**EXTRACTED RECORDS:**
────────────────────

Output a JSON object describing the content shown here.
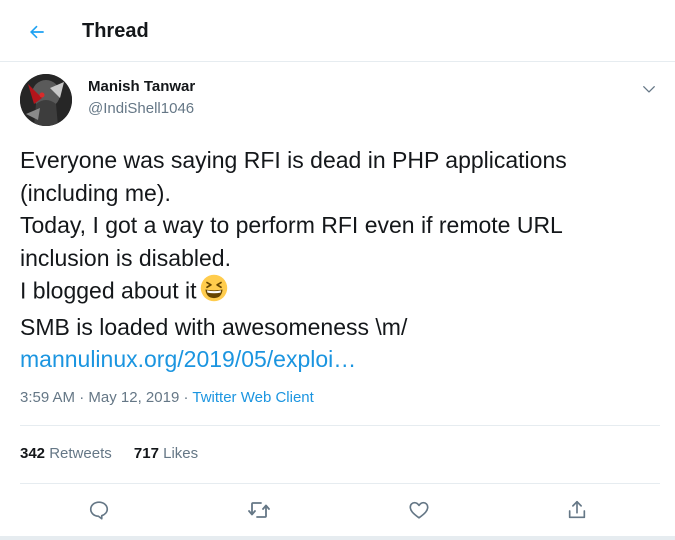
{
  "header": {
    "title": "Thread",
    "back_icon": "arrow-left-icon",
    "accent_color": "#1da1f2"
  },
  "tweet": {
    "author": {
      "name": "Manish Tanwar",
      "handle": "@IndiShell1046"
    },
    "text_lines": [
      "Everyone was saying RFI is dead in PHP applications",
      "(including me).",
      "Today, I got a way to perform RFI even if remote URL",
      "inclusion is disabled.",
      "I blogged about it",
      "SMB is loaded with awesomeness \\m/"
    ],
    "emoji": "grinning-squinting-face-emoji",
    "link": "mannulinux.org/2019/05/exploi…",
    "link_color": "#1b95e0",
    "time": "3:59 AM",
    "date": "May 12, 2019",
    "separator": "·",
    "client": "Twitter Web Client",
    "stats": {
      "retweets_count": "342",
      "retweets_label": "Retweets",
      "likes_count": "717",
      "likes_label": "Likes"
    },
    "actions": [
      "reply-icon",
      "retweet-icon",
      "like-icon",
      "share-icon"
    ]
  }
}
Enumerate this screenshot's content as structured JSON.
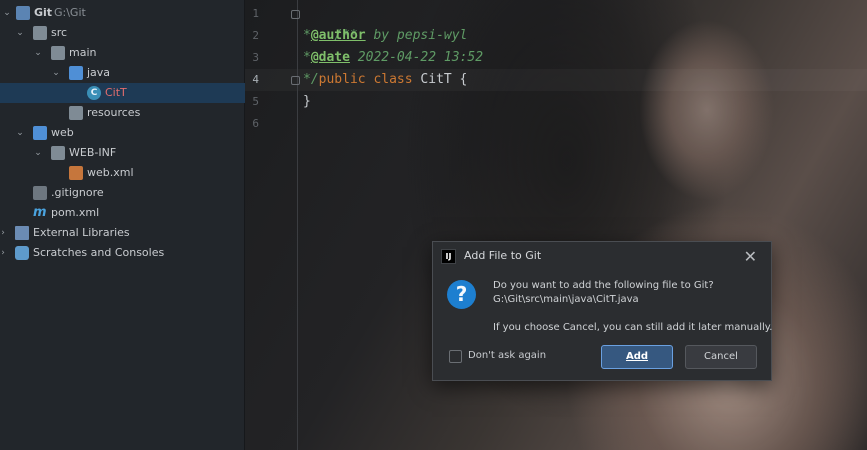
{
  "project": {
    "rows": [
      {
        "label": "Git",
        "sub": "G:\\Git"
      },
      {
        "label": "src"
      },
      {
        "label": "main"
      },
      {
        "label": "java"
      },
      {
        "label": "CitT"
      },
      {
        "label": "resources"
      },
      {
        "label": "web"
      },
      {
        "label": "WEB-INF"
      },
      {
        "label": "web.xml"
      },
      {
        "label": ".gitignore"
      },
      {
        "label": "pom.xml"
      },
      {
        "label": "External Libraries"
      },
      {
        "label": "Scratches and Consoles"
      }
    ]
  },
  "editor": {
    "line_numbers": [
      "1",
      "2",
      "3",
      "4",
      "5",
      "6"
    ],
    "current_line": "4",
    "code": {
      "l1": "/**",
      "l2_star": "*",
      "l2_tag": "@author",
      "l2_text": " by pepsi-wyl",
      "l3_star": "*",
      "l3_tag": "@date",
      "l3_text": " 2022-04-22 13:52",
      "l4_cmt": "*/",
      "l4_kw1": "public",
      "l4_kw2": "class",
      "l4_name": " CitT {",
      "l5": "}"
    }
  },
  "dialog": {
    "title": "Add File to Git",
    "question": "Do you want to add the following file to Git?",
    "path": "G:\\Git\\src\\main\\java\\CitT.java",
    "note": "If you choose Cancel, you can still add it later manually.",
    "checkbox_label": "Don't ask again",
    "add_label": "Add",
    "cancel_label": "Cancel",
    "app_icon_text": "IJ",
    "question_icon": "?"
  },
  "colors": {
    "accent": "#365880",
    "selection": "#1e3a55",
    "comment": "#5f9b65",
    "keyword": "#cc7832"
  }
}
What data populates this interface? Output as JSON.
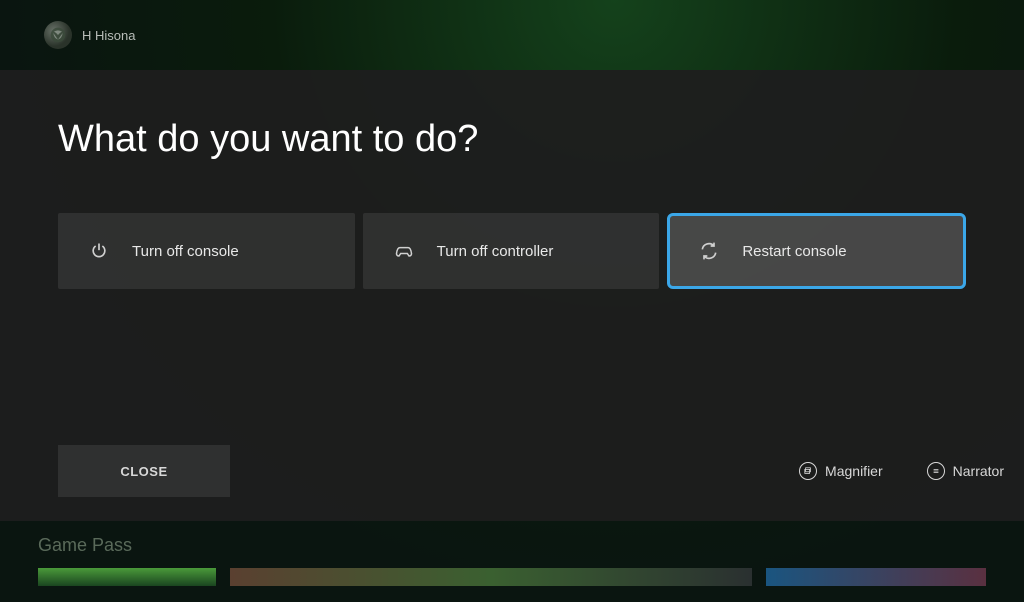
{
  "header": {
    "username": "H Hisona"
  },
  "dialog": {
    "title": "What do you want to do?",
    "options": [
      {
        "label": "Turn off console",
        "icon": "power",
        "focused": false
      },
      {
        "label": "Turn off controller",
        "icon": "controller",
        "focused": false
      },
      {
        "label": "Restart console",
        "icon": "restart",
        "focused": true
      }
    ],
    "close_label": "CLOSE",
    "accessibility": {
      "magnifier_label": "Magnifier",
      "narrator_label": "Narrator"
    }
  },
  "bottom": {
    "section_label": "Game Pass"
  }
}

────────────────────

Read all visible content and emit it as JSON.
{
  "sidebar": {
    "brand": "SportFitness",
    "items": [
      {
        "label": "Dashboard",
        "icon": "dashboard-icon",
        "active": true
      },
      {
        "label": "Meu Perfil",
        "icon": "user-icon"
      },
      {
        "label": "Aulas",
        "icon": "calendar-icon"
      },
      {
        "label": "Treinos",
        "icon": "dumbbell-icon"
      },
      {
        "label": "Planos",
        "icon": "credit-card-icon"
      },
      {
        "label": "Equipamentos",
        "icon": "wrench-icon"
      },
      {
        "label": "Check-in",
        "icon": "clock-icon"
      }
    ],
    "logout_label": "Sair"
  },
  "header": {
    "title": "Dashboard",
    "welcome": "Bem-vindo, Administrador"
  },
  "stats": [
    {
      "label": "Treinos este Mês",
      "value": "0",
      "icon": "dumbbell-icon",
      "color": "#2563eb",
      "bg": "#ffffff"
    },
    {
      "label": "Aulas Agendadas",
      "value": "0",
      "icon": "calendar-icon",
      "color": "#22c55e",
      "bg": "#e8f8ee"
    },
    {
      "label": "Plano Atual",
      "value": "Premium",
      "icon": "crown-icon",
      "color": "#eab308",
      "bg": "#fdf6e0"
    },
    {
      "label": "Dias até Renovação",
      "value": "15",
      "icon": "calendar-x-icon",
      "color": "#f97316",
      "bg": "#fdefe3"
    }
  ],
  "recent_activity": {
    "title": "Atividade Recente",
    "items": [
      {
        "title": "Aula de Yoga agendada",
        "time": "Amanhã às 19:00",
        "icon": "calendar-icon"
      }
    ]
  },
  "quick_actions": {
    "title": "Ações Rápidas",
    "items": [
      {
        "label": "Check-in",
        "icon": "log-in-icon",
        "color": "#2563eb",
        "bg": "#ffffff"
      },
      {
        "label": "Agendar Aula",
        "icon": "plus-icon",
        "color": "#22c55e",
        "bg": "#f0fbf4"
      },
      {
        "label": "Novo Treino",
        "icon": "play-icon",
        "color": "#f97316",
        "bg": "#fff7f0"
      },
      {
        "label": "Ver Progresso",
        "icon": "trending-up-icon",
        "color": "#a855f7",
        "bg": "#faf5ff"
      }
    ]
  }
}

────────────────────

**WRITTEN INSTRUCTION:** Say how many lines of the data include the word "CitT". Respond with the number alone.

**OUTPUT OF THE EXERCISE:** 3